-- Instructions for the task --
Copy whichever lines contain the string "观察火柴棒在铜棒上的掉落顺序".
◆ ◆ ◆
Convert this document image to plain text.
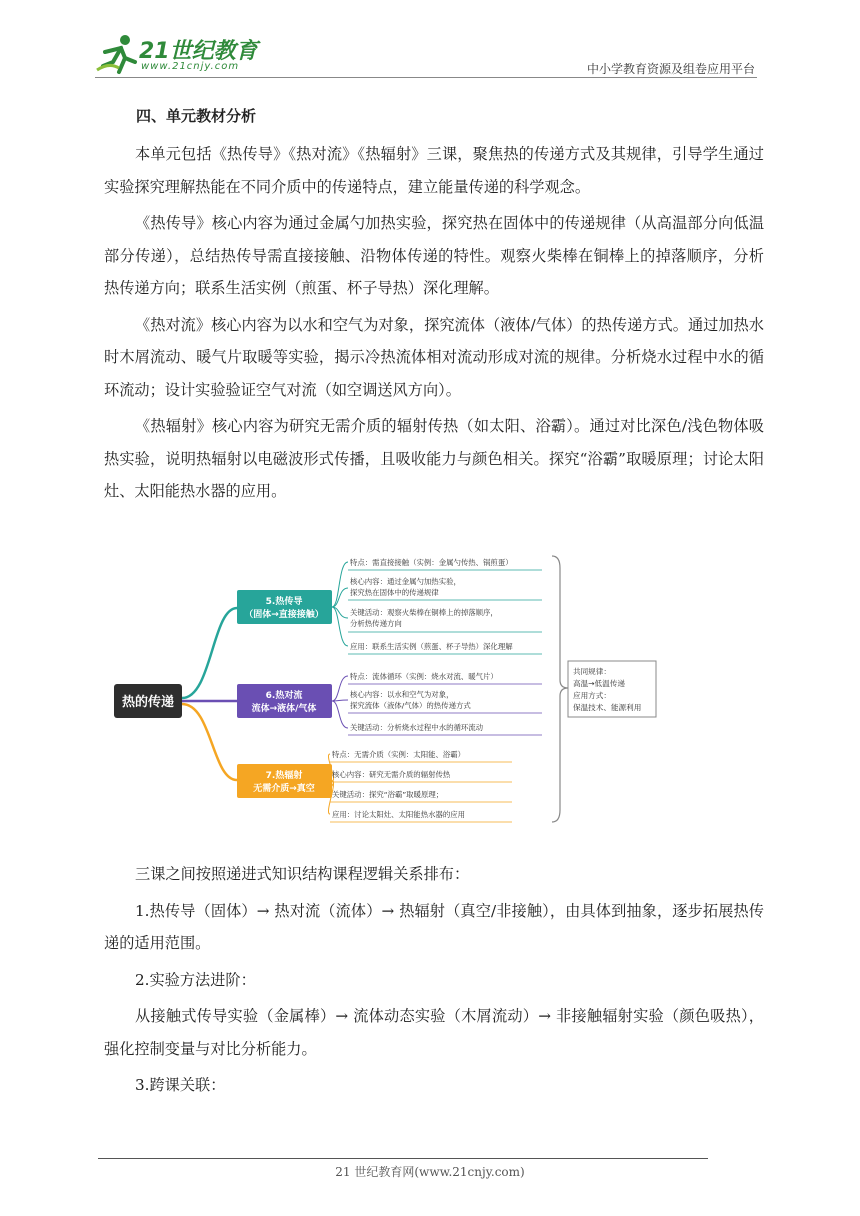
21世纪教育
www.21cnjy.com	中小学教育资源及组卷应用平台
四、单元教材分析

本单元包括《热传导》《热对流》《热辐射》三课，聚焦热的传递方式及其规律，引导学生通过实验探究理解热能在不同介质中的传递特点，建立能量传递的科学观念。

《热传导》核心内容为通过金属勺加热实验，探究热在固体中的传递规律（从高温部分向低温部分传递），总结热传导需直接接触、沿物体传递的特性。观察火柴棒在铜棒上的掉落顺序，分析热传递方向；联系生活实例（煎蛋、杯子导热）深化理解。

《热对流》核心内容为以水和空气为对象，探究流体（液体/气体）的热传递方式。通过加热水时木屑流动、暖气片取暖等实验，揭示冷热流体相对流动形成对流的规律。分析烧水过程中水的循环流动；设计实验验证空气对流（如空调送风方向）。

《热辐射》核心内容为研究无需介质的辐射传热（如太阳、浴霸）。通过对比深色/浅色物体吸热实验，说明热辐射以电磁波形式传播，且吸收能力与颜色相关。探究“浴霸”取暖原理；讨论太阳灶、太阳能热水器的应用。

热的传递
5.热传导
（固体→直接接触）
特点：需直接接触（实例：金属勺传热、锅煎蛋）
核心内容：通过金属勺加热实验，
探究热在固体中的传递规律
关键活动：观察火柴棒在铜棒上的掉落顺序，
分析热传递方向
应用：联系生活实例（煎蛋、杯子导热）深化理解
6.热对流
流体→液体/气体
特点：流体循环（实例：烧水对流、暖气片）
核心内容：以水和空气为对象，
探究流体（液体/气体）的热传递方式
关键活动：分析烧水过程中水的循环流动
7.热辐射
无需介质→真空
特点：无需介质（实例：太阳能、浴霸）
核心内容：研究无需介质的辐射传热
关键活动：探究“浴霸”取暖原理；
应用：讨论太阳灶、太阳能热水器的应用
共同规律：
高温→低温传递
应用方式：
保温技术、能源利用

三课之间按照递进式知识结构课程逻辑关系排布：

1.热传导（固体）→ 热对流（流体）→ 热辐射（真空/非接触），由具体到抽象，逐步拓展热传递的适用范围。

2.实验方法进阶：

从接触式传导实验（金属棒）→ 流体动态实验（木屑流动）→ 非接触辐射实验（颜色吸热），强化控制变量与对比分析能力。

3.跨课关联：

21 世纪教育网(www.21cnjy.com)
◆ ◆ ◆
-- Result for this exercise --
《热传导》核心内容为通过金属勺加热实验，探究热在固体中的传递规律（从高温部分向低温部分传递），总结热传导需直接接触、沿物体传递的特性。观察火柴棒在铜棒上的掉落顺序，分析热传递方向；联系生活实例（煎蛋、杯子导热）深化理解。
关键活动：观察火柴棒在铜棒上的掉落顺序，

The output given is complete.